Prompt A: Why does the Canadian water security article say the federal government is left "crippled" against mounting threats to Canada's water?
━━━
A report to be released Tuesday catalogs a rundown in Canada's capacity to defend the safety and security of its water that, the expert authors say, will have "serious repercussions" for economic and human health.

In a report that mentions water exports only in passing, the independent, non-profit Forum for Leadership on Water, a group of academic, NGO and retired public sector experts in water policy, find that decades of policy and spending neglect have left the federal government "crippled" in the face of mounting threats to Canada's water.

Those mainly arise from climate change and Canadians' own economic, regulatory and engineering decisions, the authors of the report, which appears as special issue of the Forum's online Policy Watch Monitor, say.

In one alarming detail, they note that the volume of renewable water available to Canada's most populous regions declined by nearly nine percent between 1971 and 2004, and continues to fall. The report notes evidence that the effects of climate change are being felt as well in the decline of rivers in the Prairie west, where additional water can no longer be withdrawn in some basins; in the recurring floods in Manitoba; and the decline of both water levels and water quality in the Great Lakes.
━━━
Prompt B: Can you render the records as a numbered list, starting at the line that has "y-tick-label: 42.5 (82, 897, 117, 917)" and stopping after the line that has "county (862, 1162, 923, 1227)"?

Data rows:
━━━
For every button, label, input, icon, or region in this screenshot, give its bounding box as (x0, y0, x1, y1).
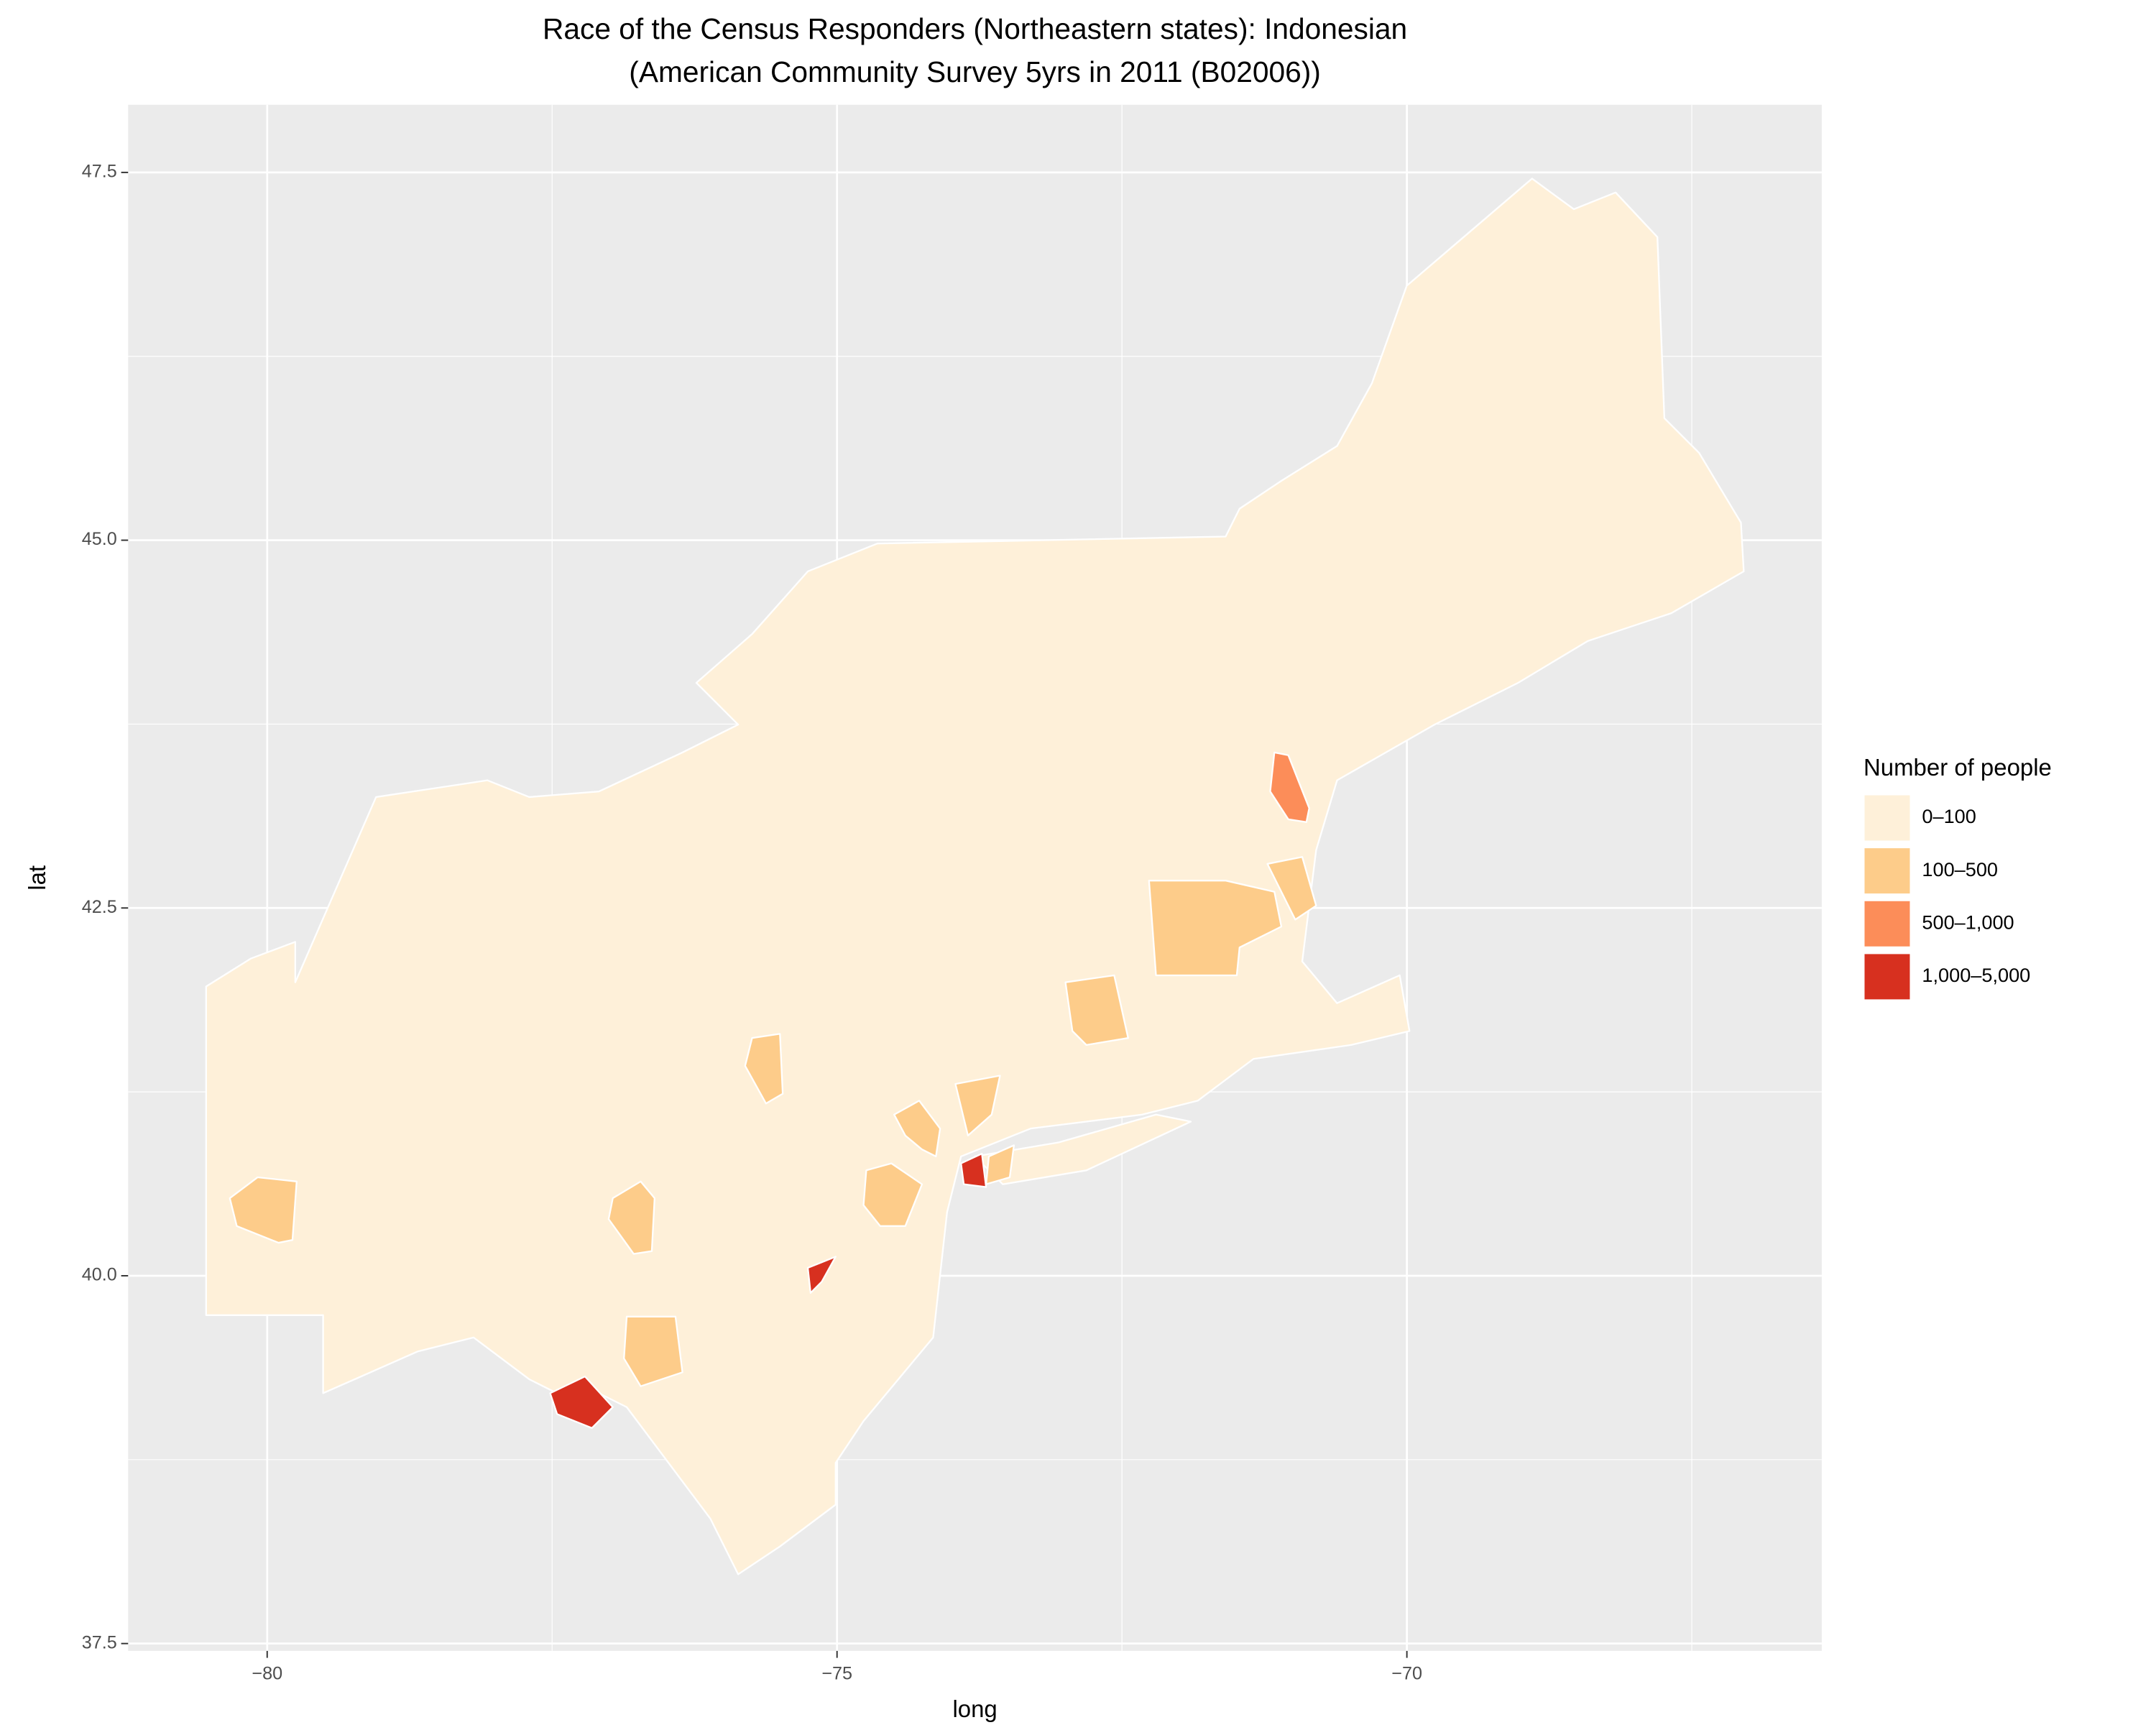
y-tick-label: 42.5 (82, 897, 117, 917)
y-tick-label: 37.5 (82, 1632, 117, 1652)
county (1148, 880, 1283, 977)
legend-key (1862, 846, 1912, 896)
x-axis-label: long (952, 1696, 997, 1722)
county (806, 1256, 837, 1294)
county (549, 1375, 614, 1429)
county (744, 1033, 784, 1105)
county (862, 1162, 923, 1227)
legend-label: 0–100 (1922, 805, 1976, 827)
legend-key (1862, 898, 1912, 949)
county (954, 1075, 1001, 1137)
county (1269, 751, 1310, 823)
chart-title: Race of the Census Responders (Northeast… (543, 12, 1407, 45)
legend-key (1862, 952, 1912, 1002)
legend-label: 100–500 (1922, 858, 1998, 880)
county (893, 1100, 941, 1158)
legend-key (1862, 793, 1912, 843)
county (1064, 974, 1129, 1046)
long-island (974, 1113, 1192, 1185)
y-tick-label: 40.0 (82, 1265, 117, 1285)
y-tick-label: 45.0 (82, 529, 117, 549)
legend-title: Number of people (1864, 754, 2052, 781)
x-tick-label: −80 (252, 1664, 282, 1684)
county (607, 1180, 656, 1255)
legend-label: 500–1,000 (1922, 911, 2014, 933)
county (1266, 856, 1317, 921)
county (623, 1315, 683, 1387)
county (960, 1152, 987, 1188)
map (205, 178, 1745, 1576)
region-outline (205, 178, 1745, 1576)
grid (128, 104, 1822, 1651)
x-tick-label: −70 (1391, 1664, 1422, 1684)
y-tick-label: 47.5 (82, 162, 117, 182)
county (229, 1176, 298, 1244)
x-tick-label: −75 (821, 1664, 852, 1684)
county (985, 1144, 1015, 1185)
y-axis-label: lat (24, 865, 50, 891)
chart-subtitle: (American Community Survey 5yrs in 2011 … (629, 55, 1321, 88)
legend-label: 1,000–5,000 (1922, 964, 2030, 986)
legend: Number of people 0–100 100–500 500–1,000 1,… (1862, 754, 2052, 1002)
━━━
Written solution A: The report by the Forum for Leadership on Water finds that decades of neglect in policy and spending have left the federal government "crippled" in the face of those threats.

Written solution B:
1. y-tick-label: 42.5 (82, 897, 117, 917)
2. y-tick-label: 37.5 (82, 1632, 117, 1652)
3. county (1148, 880, 1283, 977)
4. legend-key (1862, 846, 1912, 896)
5. x-axis-label: long (952, 1696, 997, 1722)
6. county (806, 1256, 837, 1294)
7. county (549, 1375, 614, 1429)
8. county (744, 1033, 784, 1105)
9. county (862, 1162, 923, 1227)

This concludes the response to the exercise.